- **Given instruction**:
Your answer should be a single number: the count of lines that hold the word "this".

- **Material provided**:
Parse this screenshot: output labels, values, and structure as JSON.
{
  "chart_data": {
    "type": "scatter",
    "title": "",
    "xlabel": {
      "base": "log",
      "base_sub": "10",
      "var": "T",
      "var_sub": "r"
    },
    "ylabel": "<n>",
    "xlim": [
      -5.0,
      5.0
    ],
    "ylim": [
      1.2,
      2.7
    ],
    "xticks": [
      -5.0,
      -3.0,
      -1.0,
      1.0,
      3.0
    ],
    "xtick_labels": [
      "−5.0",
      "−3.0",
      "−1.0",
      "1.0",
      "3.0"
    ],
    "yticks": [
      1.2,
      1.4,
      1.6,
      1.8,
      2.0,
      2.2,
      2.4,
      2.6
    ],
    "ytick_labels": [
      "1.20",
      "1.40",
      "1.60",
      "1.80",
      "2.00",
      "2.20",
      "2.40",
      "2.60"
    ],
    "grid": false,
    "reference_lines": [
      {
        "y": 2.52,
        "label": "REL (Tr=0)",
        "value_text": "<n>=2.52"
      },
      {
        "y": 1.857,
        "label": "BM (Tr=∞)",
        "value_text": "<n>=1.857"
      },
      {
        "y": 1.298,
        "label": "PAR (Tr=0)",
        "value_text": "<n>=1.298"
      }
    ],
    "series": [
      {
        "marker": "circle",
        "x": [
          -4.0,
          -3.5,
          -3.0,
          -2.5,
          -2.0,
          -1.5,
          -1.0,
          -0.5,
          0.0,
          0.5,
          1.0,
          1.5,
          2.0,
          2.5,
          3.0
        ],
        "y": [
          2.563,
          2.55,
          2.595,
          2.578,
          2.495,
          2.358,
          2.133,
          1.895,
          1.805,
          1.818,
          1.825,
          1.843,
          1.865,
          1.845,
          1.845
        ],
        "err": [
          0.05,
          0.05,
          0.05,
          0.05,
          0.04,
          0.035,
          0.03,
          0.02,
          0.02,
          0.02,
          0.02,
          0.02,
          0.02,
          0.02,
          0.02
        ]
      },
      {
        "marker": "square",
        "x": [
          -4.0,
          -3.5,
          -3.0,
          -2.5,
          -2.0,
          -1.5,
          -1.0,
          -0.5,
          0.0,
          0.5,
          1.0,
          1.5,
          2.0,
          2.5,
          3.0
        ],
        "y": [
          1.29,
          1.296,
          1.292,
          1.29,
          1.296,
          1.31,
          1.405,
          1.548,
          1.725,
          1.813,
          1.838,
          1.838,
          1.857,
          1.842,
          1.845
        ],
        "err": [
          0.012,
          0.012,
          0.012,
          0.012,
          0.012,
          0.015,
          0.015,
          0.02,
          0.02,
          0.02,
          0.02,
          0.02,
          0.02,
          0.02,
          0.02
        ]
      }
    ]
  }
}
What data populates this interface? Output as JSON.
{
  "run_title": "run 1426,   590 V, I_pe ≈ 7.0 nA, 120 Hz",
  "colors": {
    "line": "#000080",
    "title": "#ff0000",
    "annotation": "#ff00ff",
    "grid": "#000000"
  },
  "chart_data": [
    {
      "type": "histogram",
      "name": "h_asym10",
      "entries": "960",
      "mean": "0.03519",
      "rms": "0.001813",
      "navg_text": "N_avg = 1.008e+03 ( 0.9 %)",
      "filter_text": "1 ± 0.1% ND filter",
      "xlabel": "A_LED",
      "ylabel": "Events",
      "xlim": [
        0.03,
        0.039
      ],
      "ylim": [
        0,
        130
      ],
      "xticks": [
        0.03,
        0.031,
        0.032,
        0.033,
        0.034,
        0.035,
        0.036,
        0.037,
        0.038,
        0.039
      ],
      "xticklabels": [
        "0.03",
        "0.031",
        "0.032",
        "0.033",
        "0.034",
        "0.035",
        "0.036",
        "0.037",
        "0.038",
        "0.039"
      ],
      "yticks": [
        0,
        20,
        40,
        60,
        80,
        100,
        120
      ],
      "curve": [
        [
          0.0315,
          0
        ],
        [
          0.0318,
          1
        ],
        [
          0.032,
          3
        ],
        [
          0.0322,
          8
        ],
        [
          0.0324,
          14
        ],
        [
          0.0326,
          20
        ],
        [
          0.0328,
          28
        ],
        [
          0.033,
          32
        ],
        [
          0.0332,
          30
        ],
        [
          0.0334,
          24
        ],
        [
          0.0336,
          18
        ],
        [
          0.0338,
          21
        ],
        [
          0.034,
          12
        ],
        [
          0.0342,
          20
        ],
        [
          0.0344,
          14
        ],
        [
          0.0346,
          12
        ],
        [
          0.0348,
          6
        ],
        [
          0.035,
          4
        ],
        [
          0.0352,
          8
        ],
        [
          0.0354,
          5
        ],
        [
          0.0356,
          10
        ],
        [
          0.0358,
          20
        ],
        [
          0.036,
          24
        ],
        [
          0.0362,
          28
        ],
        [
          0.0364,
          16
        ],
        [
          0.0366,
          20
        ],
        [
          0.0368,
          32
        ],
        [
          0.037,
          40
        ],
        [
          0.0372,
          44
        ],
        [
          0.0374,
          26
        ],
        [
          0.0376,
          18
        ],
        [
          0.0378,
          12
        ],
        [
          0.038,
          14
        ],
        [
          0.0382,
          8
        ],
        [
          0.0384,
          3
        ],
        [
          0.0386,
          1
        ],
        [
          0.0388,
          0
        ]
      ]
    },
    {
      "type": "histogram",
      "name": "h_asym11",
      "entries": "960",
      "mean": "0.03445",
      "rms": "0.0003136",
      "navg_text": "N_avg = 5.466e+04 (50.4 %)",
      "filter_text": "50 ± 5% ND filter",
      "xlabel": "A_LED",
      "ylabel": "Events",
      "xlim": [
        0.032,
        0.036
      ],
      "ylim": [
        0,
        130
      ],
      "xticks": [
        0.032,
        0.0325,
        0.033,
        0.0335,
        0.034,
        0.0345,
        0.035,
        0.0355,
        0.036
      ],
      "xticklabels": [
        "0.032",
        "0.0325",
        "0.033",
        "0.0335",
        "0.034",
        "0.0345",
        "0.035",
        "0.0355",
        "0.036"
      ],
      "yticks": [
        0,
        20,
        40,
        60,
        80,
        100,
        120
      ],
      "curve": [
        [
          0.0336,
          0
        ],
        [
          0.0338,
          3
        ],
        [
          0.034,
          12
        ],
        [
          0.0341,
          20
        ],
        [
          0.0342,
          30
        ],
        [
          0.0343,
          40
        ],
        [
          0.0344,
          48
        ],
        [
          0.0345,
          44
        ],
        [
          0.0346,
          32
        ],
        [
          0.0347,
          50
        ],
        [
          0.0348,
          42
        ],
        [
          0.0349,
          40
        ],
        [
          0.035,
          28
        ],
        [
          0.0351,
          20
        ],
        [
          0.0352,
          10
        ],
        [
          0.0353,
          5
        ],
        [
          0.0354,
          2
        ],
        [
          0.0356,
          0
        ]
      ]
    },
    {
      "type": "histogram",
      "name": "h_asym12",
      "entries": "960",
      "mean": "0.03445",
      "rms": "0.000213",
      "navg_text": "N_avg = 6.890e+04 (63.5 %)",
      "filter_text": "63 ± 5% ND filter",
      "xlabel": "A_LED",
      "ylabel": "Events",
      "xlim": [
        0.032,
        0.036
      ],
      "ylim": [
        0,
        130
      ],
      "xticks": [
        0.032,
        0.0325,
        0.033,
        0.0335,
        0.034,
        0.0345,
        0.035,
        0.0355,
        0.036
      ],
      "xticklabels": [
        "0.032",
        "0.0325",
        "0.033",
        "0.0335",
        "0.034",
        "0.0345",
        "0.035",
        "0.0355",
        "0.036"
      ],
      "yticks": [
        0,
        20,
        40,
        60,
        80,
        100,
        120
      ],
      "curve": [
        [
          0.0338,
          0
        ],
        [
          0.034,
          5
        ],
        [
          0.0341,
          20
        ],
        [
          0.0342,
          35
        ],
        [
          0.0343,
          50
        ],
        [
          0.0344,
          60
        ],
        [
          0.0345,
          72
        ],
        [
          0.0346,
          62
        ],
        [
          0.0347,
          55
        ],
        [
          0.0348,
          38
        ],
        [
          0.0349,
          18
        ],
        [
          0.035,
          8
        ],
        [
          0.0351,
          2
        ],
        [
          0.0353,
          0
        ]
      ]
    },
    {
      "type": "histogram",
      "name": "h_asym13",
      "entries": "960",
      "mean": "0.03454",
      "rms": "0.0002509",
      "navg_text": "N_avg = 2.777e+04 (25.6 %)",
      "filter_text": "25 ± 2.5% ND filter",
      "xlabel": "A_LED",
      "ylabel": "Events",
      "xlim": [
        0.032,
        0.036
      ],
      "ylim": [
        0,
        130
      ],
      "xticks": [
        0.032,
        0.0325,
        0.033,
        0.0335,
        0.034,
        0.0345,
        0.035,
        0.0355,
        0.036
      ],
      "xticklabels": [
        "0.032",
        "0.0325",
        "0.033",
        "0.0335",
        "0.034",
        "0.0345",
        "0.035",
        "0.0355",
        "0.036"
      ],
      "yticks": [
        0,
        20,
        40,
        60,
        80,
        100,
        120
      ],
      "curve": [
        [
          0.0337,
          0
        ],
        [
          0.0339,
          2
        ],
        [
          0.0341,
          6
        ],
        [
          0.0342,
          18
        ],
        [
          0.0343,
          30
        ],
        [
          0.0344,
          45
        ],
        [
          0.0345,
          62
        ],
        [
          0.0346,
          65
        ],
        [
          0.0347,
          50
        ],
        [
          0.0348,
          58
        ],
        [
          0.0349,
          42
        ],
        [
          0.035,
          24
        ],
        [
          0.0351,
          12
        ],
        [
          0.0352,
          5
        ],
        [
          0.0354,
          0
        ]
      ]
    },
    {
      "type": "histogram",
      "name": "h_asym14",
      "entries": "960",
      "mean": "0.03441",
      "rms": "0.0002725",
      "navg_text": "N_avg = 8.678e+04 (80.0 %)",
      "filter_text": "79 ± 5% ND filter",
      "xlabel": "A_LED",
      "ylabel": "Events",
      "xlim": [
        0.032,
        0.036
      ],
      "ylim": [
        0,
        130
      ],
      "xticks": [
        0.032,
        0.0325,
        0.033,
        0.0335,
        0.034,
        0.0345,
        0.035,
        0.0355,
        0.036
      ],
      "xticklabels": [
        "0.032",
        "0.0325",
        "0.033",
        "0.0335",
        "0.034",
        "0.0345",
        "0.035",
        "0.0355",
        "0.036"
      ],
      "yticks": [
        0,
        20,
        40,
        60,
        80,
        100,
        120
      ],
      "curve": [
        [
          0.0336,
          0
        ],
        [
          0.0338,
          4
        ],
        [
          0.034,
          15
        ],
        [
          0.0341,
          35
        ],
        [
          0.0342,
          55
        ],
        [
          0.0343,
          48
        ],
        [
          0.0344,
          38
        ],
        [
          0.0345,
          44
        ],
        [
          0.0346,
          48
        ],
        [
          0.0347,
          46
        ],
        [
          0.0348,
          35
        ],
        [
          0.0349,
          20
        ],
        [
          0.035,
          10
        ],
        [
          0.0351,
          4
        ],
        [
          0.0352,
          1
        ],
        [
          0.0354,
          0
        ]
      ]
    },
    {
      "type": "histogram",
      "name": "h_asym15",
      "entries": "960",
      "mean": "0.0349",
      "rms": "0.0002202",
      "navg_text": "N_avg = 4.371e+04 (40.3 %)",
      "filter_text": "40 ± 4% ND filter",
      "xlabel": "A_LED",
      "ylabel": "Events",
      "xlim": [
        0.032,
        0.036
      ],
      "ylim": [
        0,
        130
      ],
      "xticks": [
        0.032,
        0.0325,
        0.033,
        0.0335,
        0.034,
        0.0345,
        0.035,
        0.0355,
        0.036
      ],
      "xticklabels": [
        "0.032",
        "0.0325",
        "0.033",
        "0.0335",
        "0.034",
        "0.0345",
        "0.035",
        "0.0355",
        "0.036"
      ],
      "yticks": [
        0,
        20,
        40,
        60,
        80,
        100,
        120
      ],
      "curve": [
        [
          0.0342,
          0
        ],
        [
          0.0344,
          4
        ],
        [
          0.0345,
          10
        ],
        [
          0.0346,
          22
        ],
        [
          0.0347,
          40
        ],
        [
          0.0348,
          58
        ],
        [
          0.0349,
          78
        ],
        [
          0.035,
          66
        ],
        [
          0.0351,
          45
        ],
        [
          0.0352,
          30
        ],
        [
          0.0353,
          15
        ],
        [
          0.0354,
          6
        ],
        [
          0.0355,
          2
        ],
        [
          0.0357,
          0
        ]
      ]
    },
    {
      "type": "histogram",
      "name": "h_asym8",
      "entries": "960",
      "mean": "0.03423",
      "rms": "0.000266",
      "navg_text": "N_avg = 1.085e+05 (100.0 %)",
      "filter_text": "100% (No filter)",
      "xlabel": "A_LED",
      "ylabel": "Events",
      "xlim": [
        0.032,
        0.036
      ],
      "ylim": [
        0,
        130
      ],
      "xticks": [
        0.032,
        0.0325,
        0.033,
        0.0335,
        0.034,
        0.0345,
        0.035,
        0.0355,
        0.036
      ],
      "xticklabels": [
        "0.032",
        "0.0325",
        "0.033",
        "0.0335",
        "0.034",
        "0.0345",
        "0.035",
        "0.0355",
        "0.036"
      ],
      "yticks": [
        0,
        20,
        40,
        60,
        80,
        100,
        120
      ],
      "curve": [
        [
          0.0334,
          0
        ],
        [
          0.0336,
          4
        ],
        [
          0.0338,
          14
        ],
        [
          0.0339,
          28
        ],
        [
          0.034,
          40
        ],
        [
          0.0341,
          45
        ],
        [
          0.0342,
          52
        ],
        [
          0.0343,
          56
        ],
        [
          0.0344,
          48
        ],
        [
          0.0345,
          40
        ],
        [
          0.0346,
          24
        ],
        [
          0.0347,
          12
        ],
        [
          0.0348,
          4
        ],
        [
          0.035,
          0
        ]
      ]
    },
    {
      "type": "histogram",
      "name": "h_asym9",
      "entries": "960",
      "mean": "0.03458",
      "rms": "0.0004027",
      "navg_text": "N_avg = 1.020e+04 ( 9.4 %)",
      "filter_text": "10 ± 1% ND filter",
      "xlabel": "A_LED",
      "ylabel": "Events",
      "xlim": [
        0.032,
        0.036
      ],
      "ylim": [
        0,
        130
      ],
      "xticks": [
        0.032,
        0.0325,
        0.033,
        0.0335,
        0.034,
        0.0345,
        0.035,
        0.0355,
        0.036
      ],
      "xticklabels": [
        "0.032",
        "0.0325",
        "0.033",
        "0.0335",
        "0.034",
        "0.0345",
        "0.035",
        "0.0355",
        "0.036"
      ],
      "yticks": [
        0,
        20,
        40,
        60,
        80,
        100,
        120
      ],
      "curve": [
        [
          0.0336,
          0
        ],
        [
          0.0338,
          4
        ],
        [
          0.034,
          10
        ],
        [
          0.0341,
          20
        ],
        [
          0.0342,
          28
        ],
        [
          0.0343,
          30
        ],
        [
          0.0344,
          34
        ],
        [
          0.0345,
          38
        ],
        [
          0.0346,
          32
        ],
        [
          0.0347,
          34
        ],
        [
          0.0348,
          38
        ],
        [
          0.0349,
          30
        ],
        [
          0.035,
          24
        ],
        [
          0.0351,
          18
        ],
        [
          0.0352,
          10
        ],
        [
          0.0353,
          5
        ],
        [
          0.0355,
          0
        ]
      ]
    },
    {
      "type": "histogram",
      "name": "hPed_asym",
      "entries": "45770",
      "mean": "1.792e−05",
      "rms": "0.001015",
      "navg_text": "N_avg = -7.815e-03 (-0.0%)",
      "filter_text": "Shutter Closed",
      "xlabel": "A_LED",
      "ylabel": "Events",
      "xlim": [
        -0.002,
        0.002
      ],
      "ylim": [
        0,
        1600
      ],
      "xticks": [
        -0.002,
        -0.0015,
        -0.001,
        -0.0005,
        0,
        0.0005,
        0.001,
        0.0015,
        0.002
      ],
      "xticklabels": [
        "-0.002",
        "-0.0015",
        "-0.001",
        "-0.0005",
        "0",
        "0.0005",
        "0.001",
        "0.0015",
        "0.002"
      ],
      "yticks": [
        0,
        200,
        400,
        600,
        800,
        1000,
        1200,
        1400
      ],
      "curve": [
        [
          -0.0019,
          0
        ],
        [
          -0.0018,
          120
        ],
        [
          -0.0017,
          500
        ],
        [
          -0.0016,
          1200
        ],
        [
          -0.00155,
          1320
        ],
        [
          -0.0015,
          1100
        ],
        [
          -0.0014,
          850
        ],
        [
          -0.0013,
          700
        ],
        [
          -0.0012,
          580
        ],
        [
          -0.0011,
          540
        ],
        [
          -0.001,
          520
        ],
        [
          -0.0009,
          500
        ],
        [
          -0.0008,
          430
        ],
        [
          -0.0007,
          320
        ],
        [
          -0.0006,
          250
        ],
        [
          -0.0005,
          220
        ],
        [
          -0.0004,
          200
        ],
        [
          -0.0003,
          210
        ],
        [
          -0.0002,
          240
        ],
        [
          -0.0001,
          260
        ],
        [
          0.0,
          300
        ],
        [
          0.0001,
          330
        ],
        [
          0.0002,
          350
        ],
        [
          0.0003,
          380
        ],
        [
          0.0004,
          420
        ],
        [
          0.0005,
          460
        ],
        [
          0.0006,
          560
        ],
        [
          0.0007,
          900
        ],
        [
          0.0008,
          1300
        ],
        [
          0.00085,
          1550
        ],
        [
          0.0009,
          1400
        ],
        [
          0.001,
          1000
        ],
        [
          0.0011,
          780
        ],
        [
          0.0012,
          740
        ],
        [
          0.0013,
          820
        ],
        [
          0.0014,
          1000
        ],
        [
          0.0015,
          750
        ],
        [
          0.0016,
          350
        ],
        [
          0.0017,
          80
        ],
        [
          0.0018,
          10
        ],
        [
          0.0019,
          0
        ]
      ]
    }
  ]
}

- **Exercise response**:
2